### TO BE DONE
Every line that includes the word "text" is to be listed.

────────

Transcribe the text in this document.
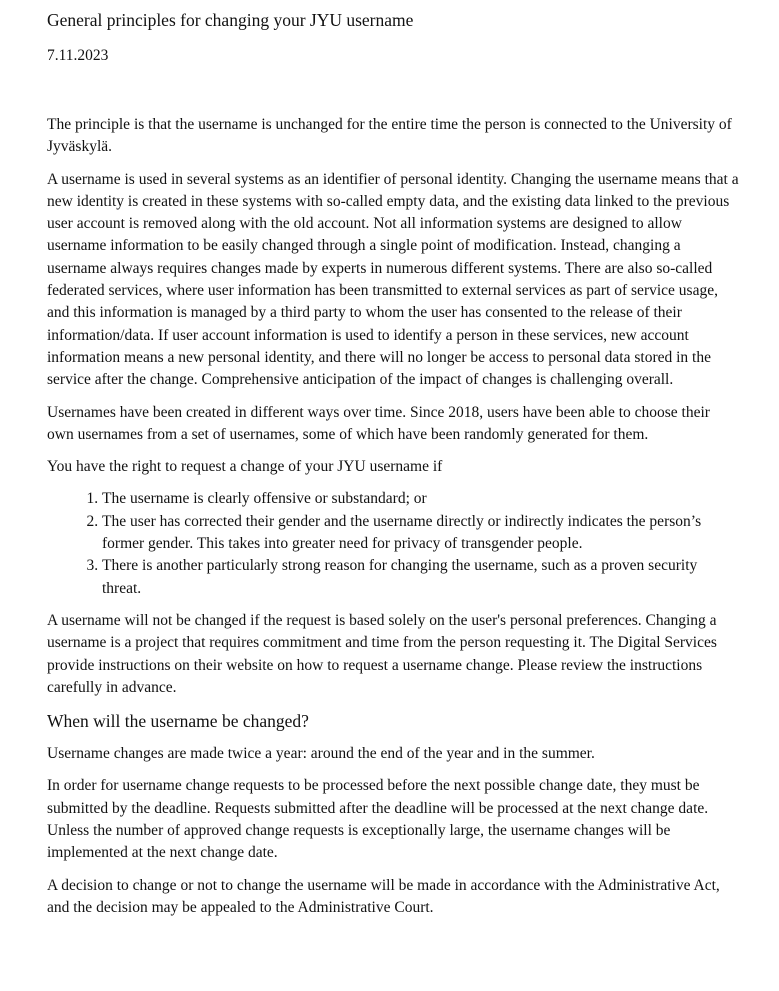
General principles for changing your JYU username
7.11.2023

The principle is that the username is unchanged for the entire time the person is connected to the University of Jyväskylä.

A username is used in several systems as an identifier of personal identity. Changing the username means that a new identity is created in these systems with so-called empty data, and the existing data linked to the previous user account is removed along with the old account. Not all information systems are designed to allow username information to be easily changed through a single point of modification. Instead, changing a username always requires changes made by experts in numerous different systems. There are also so-called federated services, where user information has been transmitted to external services as part of service usage, and this information is managed by a third party to whom the user has consented to the release of their information/data. If user account information is used to identify a person in these services, new account information means a new personal identity, and there will no longer be access to personal data stored in the service after the change. Comprehensive anticipation of the impact of changes is challenging overall.

Usernames have been created in different ways over time. Since 2018, users have been able to choose their own usernames from a set of usernames, some of which have been randomly generated for them.

You have the right to request a change of your JYU username if

1. The username is clearly offensive or substandard; or
2. The user has corrected their gender and the username directly or indirectly indicates the person’s former gender. This takes into greater need for privacy of transgender people.
3. There is another particularly strong reason for changing the username, such as a proven security threat.

A username will not be changed if the request is based solely on the user's personal preferences. Changing a username is a project that requires commitment and time from the person requesting it. The Digital Services provide instructions on their website on how to request a username change. Please review the instructions carefully in advance.

When will the username be changed?

Username changes are made twice a year: around the end of the year and in the summer.

In order for username change requests to be processed before the next possible change date, they must be submitted by the deadline. Requests submitted after the deadline will be processed at the next change date. Unless the number of approved change requests is exceptionally large, the username changes will be implemented at the next change date.

A decision to change or not to change the username will be made in accordance with the Administrative Act, and the decision may be appealed to the Administrative Court.
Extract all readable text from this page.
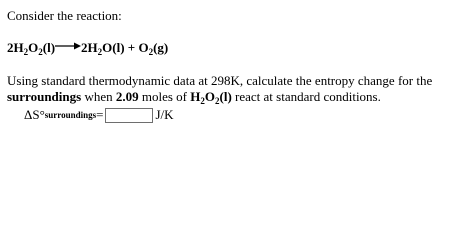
Consider the reaction:
$2H_2O_2(l)\to 2H_2O(l) + O_2(g)$
Using standard thermodynamic data at 298K, calculate the entropy change for the
surroundings when 2.09 moles of $H_2O_2(l)$ react at standard conditions.
ΔS° surroundings =	J/K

────────

### OUTPUT OF THE TASK
Transcribe the text in this document.
Extract all readable text from this page.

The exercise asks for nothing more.